→ Do this: Locate the lines that hold the string "nhận". Copy every such line.

**** Data records

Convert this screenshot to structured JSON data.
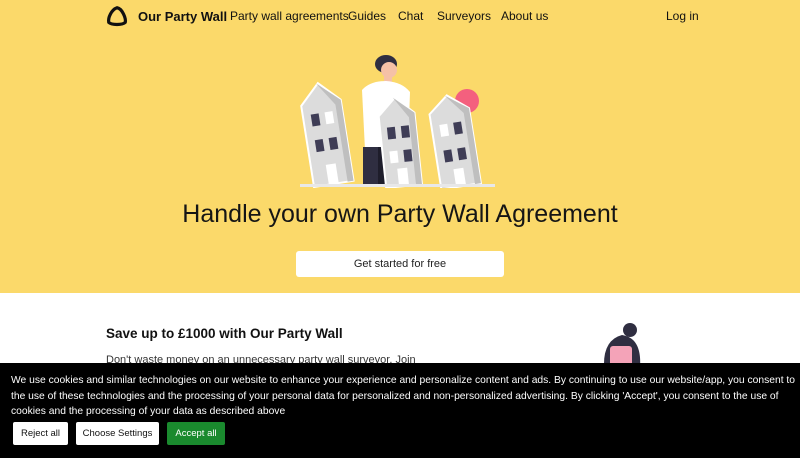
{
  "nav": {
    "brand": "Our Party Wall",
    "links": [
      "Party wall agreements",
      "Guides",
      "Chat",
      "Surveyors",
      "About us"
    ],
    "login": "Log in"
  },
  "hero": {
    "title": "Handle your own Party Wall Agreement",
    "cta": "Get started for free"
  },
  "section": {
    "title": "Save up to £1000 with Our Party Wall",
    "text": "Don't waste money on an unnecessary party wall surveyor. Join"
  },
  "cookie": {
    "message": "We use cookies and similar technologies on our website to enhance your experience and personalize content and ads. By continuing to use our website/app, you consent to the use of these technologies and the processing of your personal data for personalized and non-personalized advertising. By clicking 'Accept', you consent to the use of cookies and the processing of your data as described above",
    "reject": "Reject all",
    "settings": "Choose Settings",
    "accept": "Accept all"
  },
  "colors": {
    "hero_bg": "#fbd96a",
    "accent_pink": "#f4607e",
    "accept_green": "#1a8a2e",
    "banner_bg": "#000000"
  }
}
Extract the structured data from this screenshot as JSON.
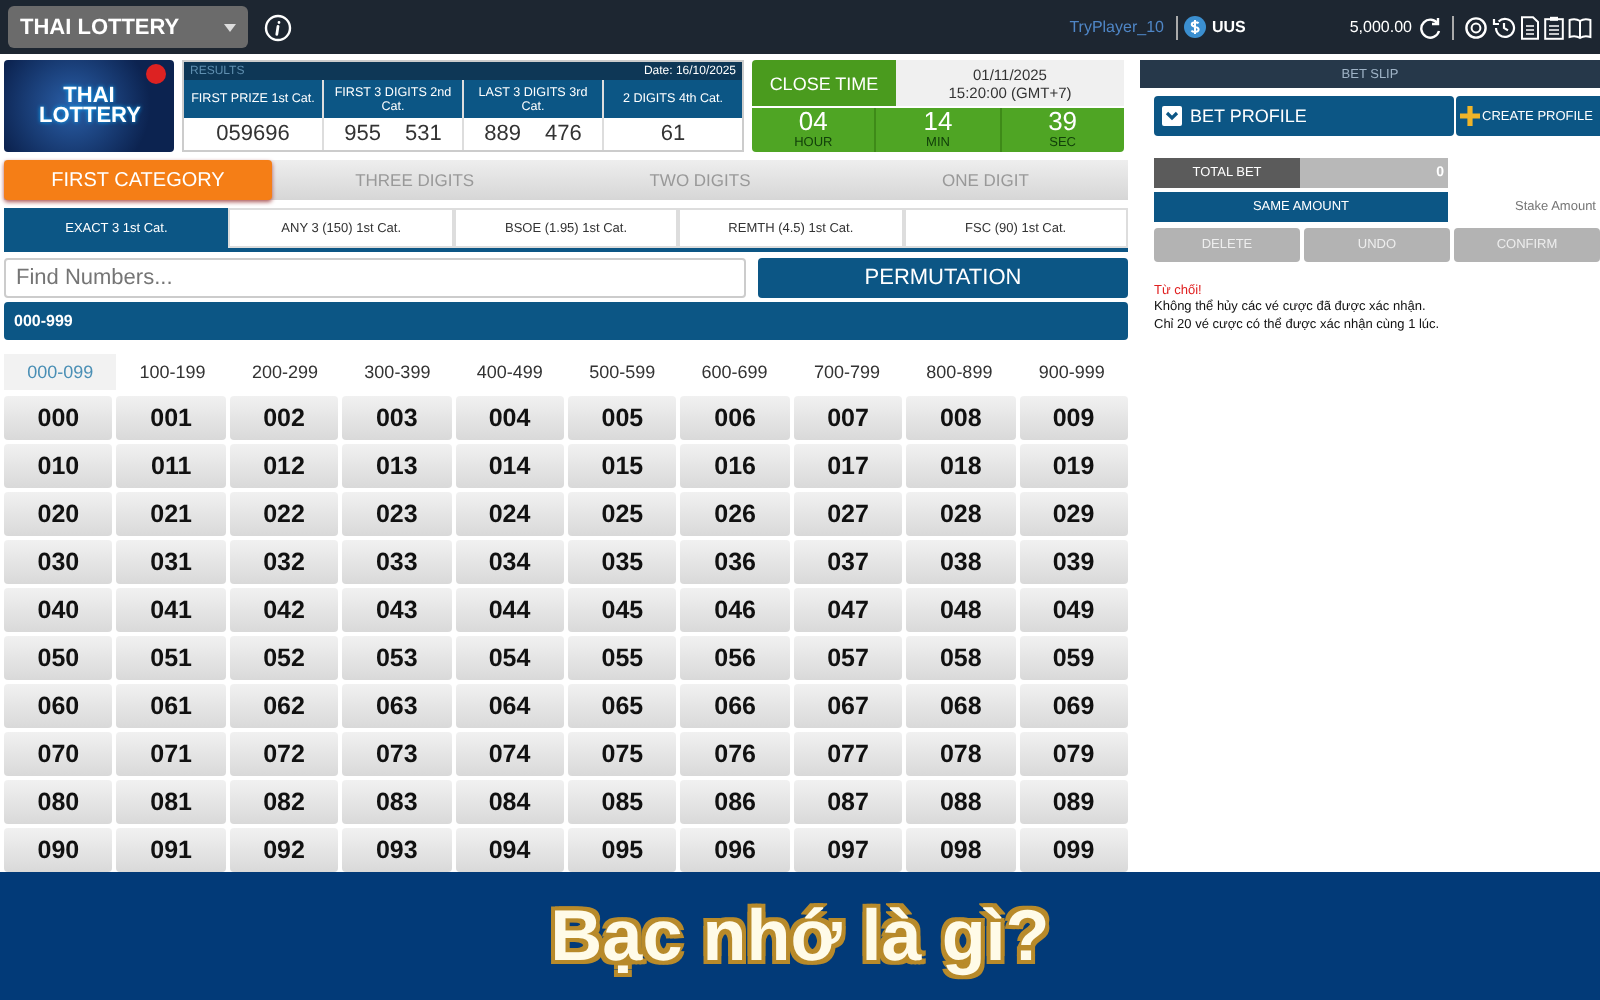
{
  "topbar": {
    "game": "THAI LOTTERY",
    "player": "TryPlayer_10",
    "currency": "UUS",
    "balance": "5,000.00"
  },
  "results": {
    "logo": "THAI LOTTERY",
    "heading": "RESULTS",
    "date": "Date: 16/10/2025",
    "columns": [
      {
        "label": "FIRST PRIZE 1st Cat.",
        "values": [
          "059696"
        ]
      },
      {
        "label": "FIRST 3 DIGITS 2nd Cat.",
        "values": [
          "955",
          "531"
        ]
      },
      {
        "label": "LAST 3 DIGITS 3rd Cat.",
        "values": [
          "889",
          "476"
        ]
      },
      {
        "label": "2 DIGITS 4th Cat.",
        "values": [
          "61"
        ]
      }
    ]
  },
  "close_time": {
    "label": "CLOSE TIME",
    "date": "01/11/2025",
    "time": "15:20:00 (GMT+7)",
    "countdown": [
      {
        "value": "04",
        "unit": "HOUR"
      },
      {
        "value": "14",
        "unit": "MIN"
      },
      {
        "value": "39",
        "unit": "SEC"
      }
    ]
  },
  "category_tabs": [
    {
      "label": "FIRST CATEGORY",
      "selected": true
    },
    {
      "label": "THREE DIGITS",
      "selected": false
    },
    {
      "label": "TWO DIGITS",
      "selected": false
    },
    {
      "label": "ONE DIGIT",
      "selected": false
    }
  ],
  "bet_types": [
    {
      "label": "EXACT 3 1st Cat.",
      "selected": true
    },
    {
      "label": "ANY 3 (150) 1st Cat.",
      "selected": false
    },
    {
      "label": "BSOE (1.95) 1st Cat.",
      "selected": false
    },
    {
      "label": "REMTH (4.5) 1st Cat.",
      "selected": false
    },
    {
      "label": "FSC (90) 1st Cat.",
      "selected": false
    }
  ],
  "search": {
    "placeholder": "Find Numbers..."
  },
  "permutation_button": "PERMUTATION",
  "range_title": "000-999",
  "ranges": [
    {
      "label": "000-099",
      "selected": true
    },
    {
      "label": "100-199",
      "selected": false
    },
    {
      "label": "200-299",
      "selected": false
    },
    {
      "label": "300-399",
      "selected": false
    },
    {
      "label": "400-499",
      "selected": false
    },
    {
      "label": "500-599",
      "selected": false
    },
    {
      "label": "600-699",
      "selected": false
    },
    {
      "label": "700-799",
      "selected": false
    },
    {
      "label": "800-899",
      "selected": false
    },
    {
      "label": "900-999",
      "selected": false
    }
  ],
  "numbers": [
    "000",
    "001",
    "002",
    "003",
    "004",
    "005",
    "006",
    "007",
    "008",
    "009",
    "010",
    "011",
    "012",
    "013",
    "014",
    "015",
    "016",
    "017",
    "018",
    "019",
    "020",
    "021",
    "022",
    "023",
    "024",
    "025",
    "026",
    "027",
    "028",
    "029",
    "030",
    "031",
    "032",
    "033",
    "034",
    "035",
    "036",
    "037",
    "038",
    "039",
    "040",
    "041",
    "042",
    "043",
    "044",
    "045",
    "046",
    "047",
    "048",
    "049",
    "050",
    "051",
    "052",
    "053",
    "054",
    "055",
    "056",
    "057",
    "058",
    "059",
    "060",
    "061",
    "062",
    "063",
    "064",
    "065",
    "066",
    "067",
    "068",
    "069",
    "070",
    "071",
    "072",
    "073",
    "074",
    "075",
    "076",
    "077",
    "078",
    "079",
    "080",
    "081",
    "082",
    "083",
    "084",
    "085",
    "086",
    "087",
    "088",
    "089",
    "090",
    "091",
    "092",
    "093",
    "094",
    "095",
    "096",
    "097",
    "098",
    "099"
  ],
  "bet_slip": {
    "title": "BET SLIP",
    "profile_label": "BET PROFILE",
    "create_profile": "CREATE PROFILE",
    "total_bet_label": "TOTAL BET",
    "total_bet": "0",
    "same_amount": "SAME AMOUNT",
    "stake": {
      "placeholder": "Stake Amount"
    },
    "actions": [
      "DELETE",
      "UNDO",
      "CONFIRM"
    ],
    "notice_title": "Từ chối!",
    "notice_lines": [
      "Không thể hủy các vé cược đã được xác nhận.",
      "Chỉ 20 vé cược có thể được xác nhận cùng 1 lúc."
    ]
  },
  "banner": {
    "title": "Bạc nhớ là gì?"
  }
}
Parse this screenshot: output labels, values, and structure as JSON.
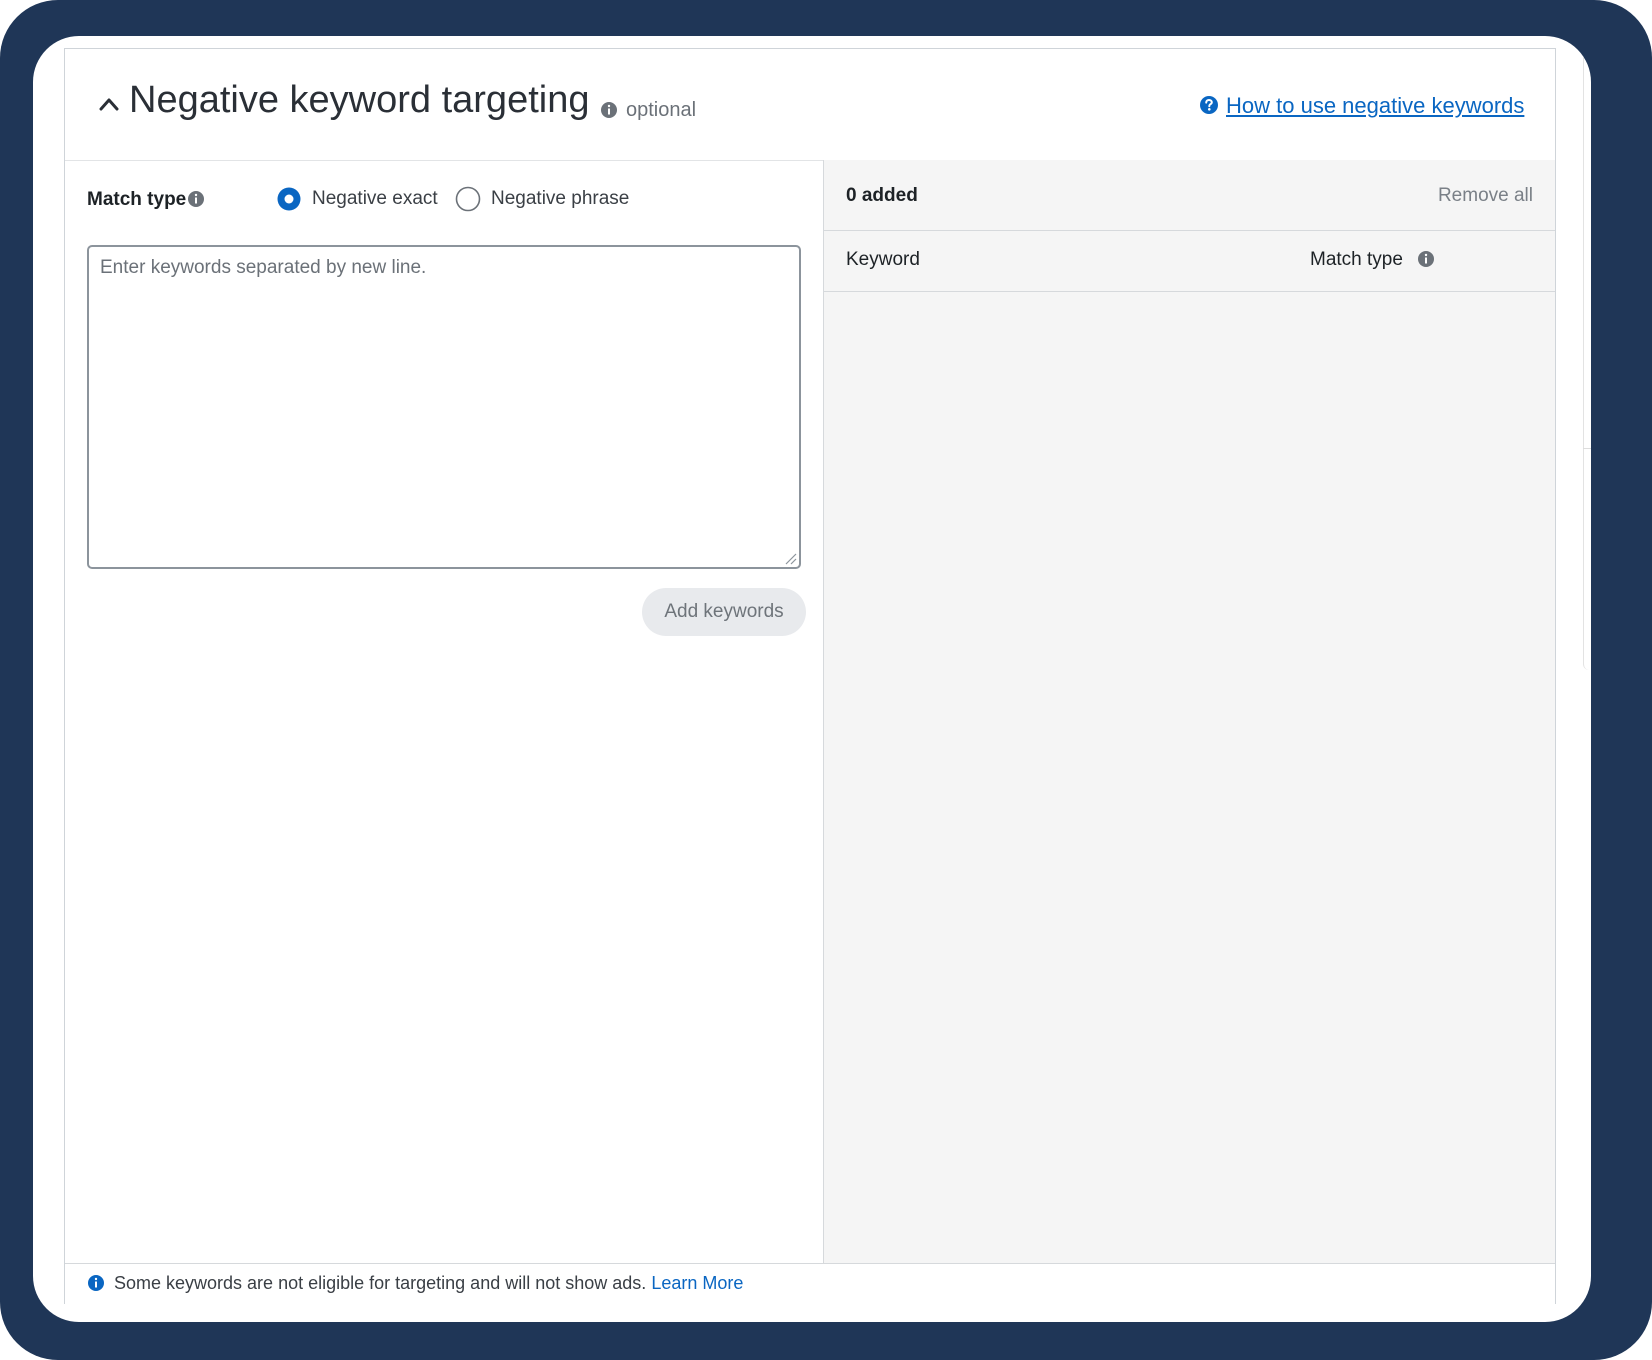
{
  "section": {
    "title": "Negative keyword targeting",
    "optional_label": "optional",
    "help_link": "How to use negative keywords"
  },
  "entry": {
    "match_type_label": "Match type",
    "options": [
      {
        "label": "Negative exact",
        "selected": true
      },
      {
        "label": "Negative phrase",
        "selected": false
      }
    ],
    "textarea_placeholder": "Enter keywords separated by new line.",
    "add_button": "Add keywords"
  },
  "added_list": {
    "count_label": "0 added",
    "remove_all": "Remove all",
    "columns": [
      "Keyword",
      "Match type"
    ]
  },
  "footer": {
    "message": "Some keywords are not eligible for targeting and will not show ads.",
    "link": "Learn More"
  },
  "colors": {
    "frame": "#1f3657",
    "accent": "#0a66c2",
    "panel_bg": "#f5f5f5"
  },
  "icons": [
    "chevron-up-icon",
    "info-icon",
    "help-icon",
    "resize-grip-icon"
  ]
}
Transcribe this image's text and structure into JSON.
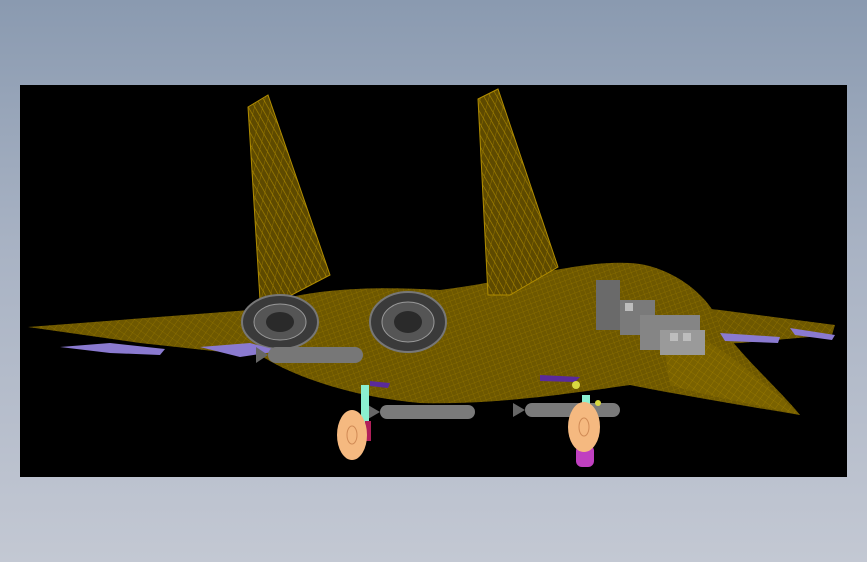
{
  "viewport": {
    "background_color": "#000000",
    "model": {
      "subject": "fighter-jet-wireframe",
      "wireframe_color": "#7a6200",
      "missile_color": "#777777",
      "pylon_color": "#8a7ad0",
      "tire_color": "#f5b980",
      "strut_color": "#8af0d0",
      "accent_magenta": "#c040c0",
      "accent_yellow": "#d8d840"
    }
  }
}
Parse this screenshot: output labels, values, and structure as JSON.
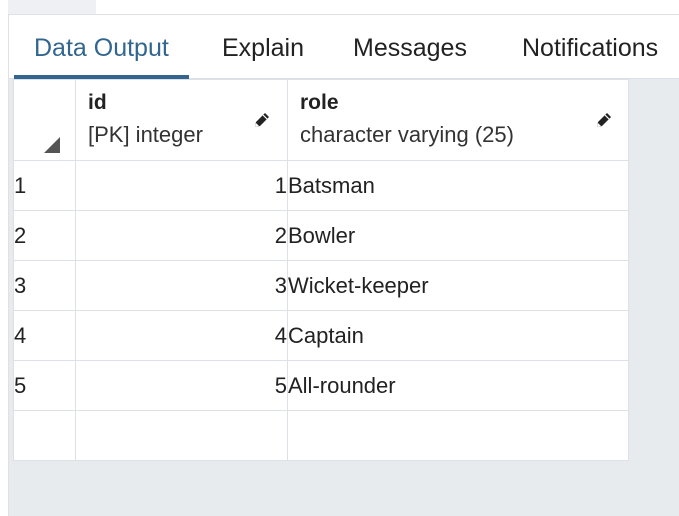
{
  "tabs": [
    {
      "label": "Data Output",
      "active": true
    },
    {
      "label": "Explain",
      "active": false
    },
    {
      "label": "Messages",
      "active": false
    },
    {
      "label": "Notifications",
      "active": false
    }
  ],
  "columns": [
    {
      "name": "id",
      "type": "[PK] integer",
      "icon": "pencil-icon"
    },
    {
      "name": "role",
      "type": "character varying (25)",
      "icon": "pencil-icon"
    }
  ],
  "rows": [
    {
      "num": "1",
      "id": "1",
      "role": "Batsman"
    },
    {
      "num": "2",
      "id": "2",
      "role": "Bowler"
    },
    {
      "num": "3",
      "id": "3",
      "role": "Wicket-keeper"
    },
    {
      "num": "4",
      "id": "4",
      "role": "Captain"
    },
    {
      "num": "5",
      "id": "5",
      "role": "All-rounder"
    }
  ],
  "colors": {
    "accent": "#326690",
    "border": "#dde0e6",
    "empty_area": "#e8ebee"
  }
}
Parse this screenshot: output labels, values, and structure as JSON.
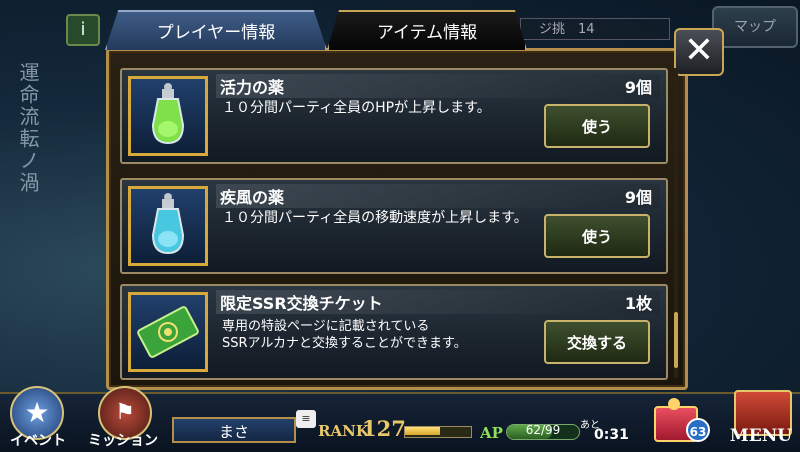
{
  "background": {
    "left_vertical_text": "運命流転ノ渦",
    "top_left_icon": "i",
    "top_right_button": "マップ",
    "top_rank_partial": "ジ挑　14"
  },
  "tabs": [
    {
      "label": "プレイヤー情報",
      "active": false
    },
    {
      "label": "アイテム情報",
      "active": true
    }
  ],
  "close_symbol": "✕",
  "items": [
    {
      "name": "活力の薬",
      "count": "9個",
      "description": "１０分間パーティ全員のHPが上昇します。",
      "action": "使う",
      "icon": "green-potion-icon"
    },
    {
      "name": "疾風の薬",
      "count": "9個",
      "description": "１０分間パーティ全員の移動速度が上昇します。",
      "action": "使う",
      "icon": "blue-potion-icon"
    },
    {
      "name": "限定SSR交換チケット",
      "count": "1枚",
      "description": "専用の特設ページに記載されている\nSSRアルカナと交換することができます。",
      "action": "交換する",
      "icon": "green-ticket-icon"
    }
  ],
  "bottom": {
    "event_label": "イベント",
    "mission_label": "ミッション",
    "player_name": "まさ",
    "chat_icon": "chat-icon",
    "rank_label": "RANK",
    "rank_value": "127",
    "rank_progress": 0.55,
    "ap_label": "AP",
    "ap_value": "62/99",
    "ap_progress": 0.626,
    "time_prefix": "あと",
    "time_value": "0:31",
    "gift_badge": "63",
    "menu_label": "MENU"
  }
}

********

→ Task result:
      "Không thể hủy các vé cược đã được xác nhận.",
      "Chỉ 20 vé cược có thể được xác nhận cùng 1 lúc."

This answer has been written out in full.